• **Given instruction**
Identify every line in the records below that contains the word "moving", and copy each of those lines in full.

• **Data lines**
==============================
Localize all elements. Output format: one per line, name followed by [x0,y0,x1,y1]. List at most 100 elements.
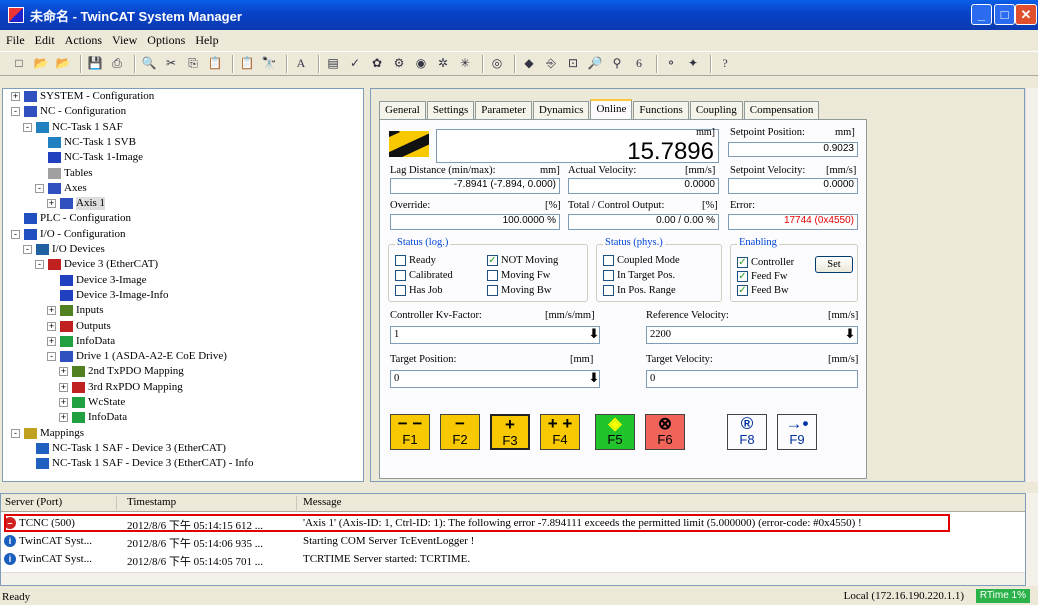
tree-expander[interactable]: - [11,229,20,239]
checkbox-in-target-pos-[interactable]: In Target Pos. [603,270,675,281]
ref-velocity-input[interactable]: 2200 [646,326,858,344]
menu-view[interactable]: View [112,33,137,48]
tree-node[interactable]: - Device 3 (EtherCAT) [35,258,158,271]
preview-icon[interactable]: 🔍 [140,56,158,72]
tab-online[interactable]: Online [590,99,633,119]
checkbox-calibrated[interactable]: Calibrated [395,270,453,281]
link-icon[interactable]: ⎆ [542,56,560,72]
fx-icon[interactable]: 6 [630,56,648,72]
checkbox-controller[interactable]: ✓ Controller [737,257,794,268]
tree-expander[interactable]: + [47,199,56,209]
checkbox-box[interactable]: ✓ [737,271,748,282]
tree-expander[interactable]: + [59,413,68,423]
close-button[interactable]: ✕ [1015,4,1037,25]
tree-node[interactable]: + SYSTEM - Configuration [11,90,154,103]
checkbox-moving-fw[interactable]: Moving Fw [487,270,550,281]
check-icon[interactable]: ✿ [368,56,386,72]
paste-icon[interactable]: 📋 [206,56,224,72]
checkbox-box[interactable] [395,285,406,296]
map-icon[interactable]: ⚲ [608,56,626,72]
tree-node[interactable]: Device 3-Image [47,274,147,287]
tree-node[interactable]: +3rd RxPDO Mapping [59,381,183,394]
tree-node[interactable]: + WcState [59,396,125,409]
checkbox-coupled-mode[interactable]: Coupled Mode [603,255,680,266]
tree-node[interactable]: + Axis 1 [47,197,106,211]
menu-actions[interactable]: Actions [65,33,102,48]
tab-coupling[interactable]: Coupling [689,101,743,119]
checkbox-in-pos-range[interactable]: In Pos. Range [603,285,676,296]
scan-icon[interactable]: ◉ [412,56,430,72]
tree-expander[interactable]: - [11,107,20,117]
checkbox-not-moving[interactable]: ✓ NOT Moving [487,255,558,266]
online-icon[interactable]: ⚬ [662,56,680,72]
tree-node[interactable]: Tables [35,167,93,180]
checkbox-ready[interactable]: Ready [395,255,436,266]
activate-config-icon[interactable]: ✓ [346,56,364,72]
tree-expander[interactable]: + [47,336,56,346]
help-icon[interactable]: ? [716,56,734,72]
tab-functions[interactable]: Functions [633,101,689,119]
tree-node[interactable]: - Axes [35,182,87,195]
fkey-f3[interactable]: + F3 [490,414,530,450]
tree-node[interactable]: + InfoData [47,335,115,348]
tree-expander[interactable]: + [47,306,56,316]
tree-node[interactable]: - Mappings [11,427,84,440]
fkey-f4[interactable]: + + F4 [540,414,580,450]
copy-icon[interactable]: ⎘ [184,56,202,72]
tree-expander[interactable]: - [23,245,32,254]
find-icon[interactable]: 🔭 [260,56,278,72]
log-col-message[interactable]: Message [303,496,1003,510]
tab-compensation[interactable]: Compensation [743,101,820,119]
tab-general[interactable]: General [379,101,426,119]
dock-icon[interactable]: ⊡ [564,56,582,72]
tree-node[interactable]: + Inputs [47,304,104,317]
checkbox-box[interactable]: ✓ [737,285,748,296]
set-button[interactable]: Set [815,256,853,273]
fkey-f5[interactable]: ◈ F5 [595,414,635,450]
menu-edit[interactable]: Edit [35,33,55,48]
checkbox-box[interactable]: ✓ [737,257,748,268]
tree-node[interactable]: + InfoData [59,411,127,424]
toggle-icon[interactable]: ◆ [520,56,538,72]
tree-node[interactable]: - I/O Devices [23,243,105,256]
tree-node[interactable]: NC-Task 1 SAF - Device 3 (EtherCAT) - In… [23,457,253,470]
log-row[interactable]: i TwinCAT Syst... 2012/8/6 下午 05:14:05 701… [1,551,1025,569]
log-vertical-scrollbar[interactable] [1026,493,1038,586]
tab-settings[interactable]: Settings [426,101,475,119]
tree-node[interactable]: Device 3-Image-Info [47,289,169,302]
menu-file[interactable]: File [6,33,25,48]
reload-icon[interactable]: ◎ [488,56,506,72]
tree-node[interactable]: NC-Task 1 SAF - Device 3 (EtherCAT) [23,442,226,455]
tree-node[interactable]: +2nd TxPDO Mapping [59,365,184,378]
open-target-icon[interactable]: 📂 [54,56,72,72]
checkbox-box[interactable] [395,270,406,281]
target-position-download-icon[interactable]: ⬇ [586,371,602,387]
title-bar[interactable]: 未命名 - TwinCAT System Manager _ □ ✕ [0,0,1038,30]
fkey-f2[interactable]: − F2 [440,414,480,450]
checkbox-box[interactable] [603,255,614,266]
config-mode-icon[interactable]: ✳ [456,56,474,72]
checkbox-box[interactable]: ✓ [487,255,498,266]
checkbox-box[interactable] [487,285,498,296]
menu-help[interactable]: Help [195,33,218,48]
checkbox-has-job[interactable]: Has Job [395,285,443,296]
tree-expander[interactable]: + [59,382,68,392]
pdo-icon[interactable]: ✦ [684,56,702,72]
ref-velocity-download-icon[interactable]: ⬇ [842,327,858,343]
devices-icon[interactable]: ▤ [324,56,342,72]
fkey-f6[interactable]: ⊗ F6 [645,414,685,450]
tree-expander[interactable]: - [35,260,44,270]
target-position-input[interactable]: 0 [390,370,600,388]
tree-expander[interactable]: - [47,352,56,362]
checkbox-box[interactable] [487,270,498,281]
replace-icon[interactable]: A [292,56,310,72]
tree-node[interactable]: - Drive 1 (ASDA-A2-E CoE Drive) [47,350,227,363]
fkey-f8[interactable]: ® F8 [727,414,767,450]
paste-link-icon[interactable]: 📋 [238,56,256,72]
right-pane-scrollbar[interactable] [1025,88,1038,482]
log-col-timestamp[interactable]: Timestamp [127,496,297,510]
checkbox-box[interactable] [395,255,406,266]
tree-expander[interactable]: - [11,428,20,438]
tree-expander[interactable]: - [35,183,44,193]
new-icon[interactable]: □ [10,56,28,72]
==============================
• **Response to the exercise**
checkbox-moving-fw[interactable]: Moving Fw [487,270,550,281]
checkbox-not-moving[interactable]: ✓ NOT Moving [487,255,558,266]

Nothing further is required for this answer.